>> BEGIN Information supplied

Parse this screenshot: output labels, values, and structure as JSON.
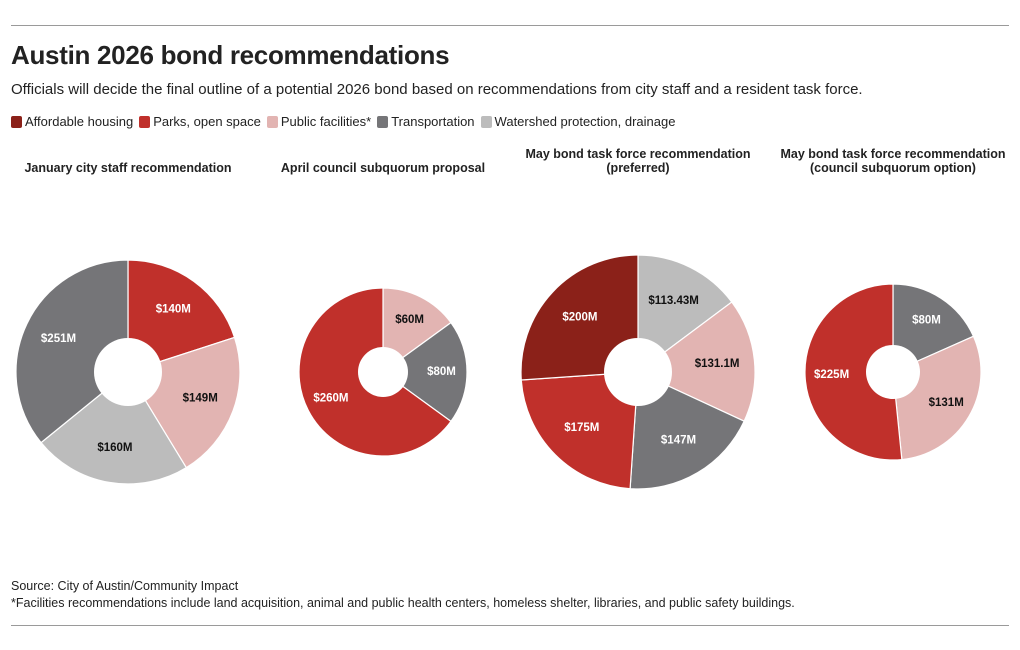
{
  "header": {
    "title": "Austin 2026 bond recommendations",
    "subtitle": "Officials will decide the final outline of a potential 2026 bond based on recommendations from city staff and a resident task force."
  },
  "legend": [
    {
      "label": "Affordable housing",
      "color": "#8b2119"
    },
    {
      "label": "Parks, open space",
      "color": "#c0302b"
    },
    {
      "label": "Public facilities*",
      "color": "#e2b4b2"
    },
    {
      "label": "Transportation",
      "color": "#757578"
    },
    {
      "label": "Watershed protection, drainage",
      "color": "#bcbcbc"
    }
  ],
  "chart_data": [
    {
      "type": "pie",
      "title_lines": [
        "January city staff recommendation"
      ],
      "slices": [
        {
          "category": "Parks, open space",
          "value": 140,
          "label": "$140M"
        },
        {
          "category": "Public facilities*",
          "value": 149,
          "label": "$149M"
        },
        {
          "category": "Watershed protection, drainage",
          "value": 160,
          "label": "$160M"
        },
        {
          "category": "Transportation",
          "value": 251,
          "label": "$251M"
        }
      ]
    },
    {
      "type": "pie",
      "title_lines": [
        "April council subquorum proposal"
      ],
      "slices": [
        {
          "category": "Public facilities*",
          "value": 60,
          "label": "$60M"
        },
        {
          "category": "Transportation",
          "value": 80,
          "label": "$80M"
        },
        {
          "category": "Parks, open space",
          "value": 260,
          "label": "$260M"
        }
      ]
    },
    {
      "type": "pie",
      "title_lines": [
        "May bond task force recommendation",
        "(preferred)"
      ],
      "slices": [
        {
          "category": "Watershed protection, drainage",
          "value": 113.43,
          "label": "$113.43M"
        },
        {
          "category": "Public facilities*",
          "value": 131.1,
          "label": "$131.1M"
        },
        {
          "category": "Transportation",
          "value": 147,
          "label": "$147M"
        },
        {
          "category": "Parks, open space",
          "value": 175,
          "label": "$175M"
        },
        {
          "category": "Affordable housing",
          "value": 200,
          "label": "$200M"
        }
      ]
    },
    {
      "type": "pie",
      "title_lines": [
        "May bond task force recommendation",
        "(council subquorum option)"
      ],
      "slices": [
        {
          "category": "Transportation",
          "value": 80,
          "label": "$80M"
        },
        {
          "category": "Public facilities*",
          "value": 131,
          "label": "$131M"
        },
        {
          "category": "Parks, open space",
          "value": 225,
          "label": "$225M"
        }
      ]
    }
  ],
  "footer": {
    "source": "Source: City of Austin/Community Impact",
    "note": "*Facilities recommendations include land acquisition, animal and public health centers, homeless shelter, libraries, and public safety buildings."
  }
}
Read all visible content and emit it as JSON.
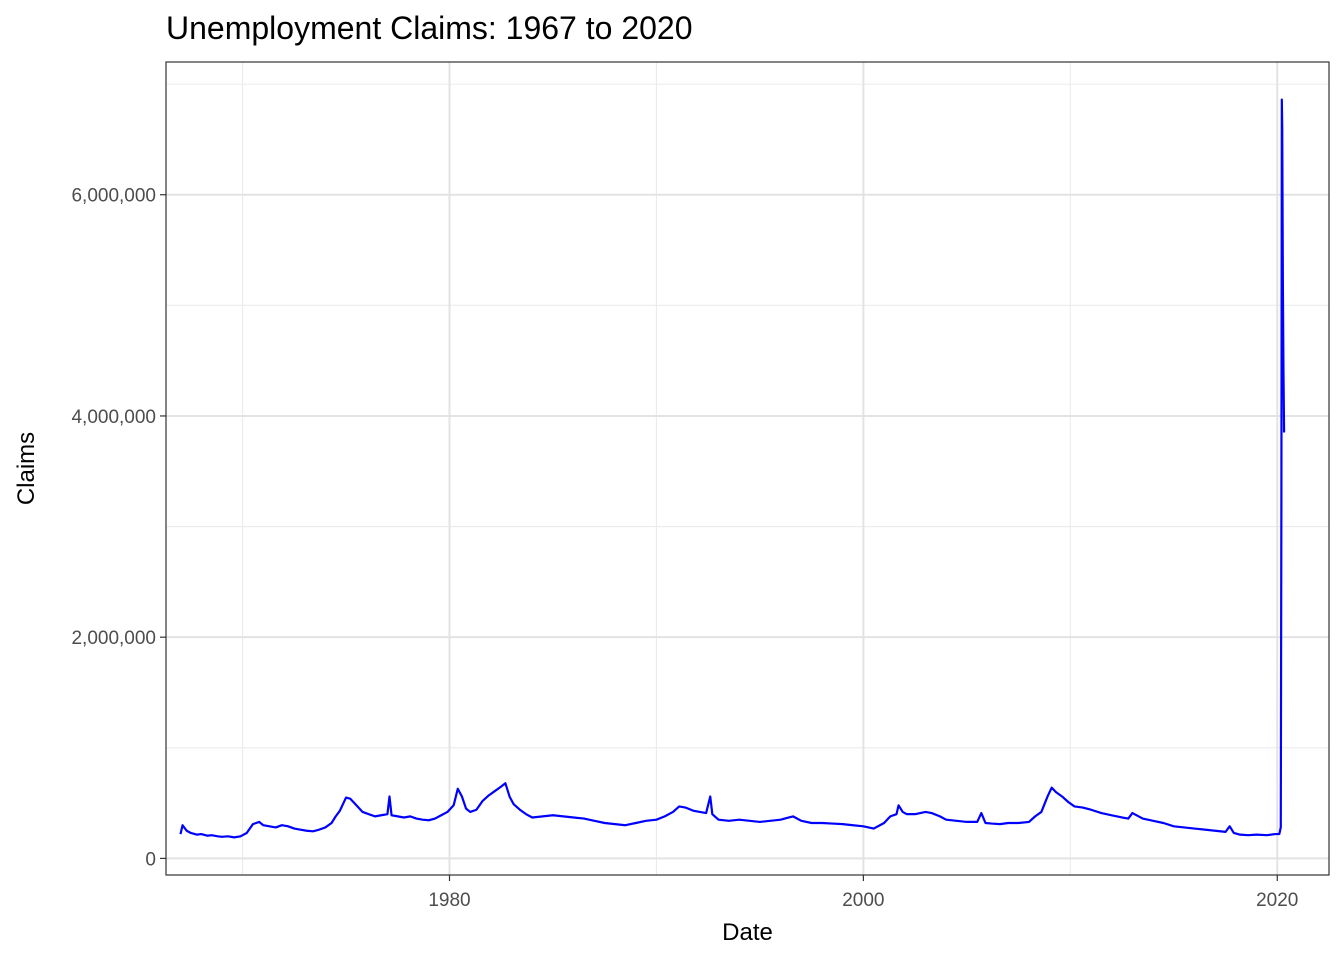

>> END Information supplied

» The problem
Repeat all of the entries word for word, but omit the pictures.

» Response for this exercise
Parse this screenshot: output labels, values, and structure as JSON.
{
  "header": {
    "title": "Austin 2026 bond recommendations",
    "subtitle": "Officials will decide the final outline of a potential 2026 bond based on recommendations from city staff and a resident task force."
  },
  "legend": [
    {
      "label": "Affordable housing",
      "color": "#8b2119"
    },
    {
      "label": "Parks, open space",
      "color": "#c0302b"
    },
    {
      "label": "Public facilities*",
      "color": "#e2b4b2"
    },
    {
      "label": "Transportation",
      "color": "#757578"
    },
    {
      "label": "Watershed protection, drainage",
      "color": "#bcbcbc"
    }
  ],
  "chart_data": [
    {
      "type": "pie",
      "title_lines": [
        "January city staff recommendation"
      ],
      "slices": [
        {
          "category": "Parks, open space",
          "value": 140,
          "label": "$140M"
        },
        {
          "category": "Public facilities*",
          "value": 149,
          "label": "$149M"
        },
        {
          "category": "Watershed protection, drainage",
          "value": 160,
          "label": "$160M"
        },
        {
          "category": "Transportation",
          "value": 251,
          "label": "$251M"
        }
      ]
    },
    {
      "type": "pie",
      "title_lines": [
        "April council subquorum proposal"
      ],
      "slices": [
        {
          "category": "Public facilities*",
          "value": 60,
          "label": "$60M"
        },
        {
          "category": "Transportation",
          "value": 80,
          "label": "$80M"
        },
        {
          "category": "Parks, open space",
          "value": 260,
          "label": "$260M"
        }
      ]
    },
    {
      "type": "pie",
      "title_lines": [
        "May bond task force recommendation",
        "(preferred)"
      ],
      "slices": [
        {
          "category": "Watershed protection, drainage",
          "value": 113.43,
          "label": "$113.43M"
        },
        {
          "category": "Public facilities*",
          "value": 131.1,
          "label": "$131.1M"
        },
        {
          "category": "Transportation",
          "value": 147,
          "label": "$147M"
        },
        {
          "category": "Parks, open space",
          "value": 175,
          "label": "$175M"
        },
        {
          "category": "Affordable housing",
          "value": 200,
          "label": "$200M"
        }
      ]
    },
    {
      "type": "pie",
      "title_lines": [
        "May bond task force recommendation",
        "(council subquorum option)"
      ],
      "slices": [
        {
          "category": "Transportation",
          "value": 80,
          "label": "$80M"
        },
        {
          "category": "Public facilities*",
          "value": 131,
          "label": "$131M"
        },
        {
          "category": "Parks, open space",
          "value": 225,
          "label": "$225M"
        }
      ]
    }
  ],
  "footer": {
    "source": "Source: City of Austin/Community Impact",
    "note": "*Facilities recommendations include land acquisition, animal and public health centers, homeless shelter, libraries, and public safety buildings."
  }
}
Read all visible content and emit it as JSON.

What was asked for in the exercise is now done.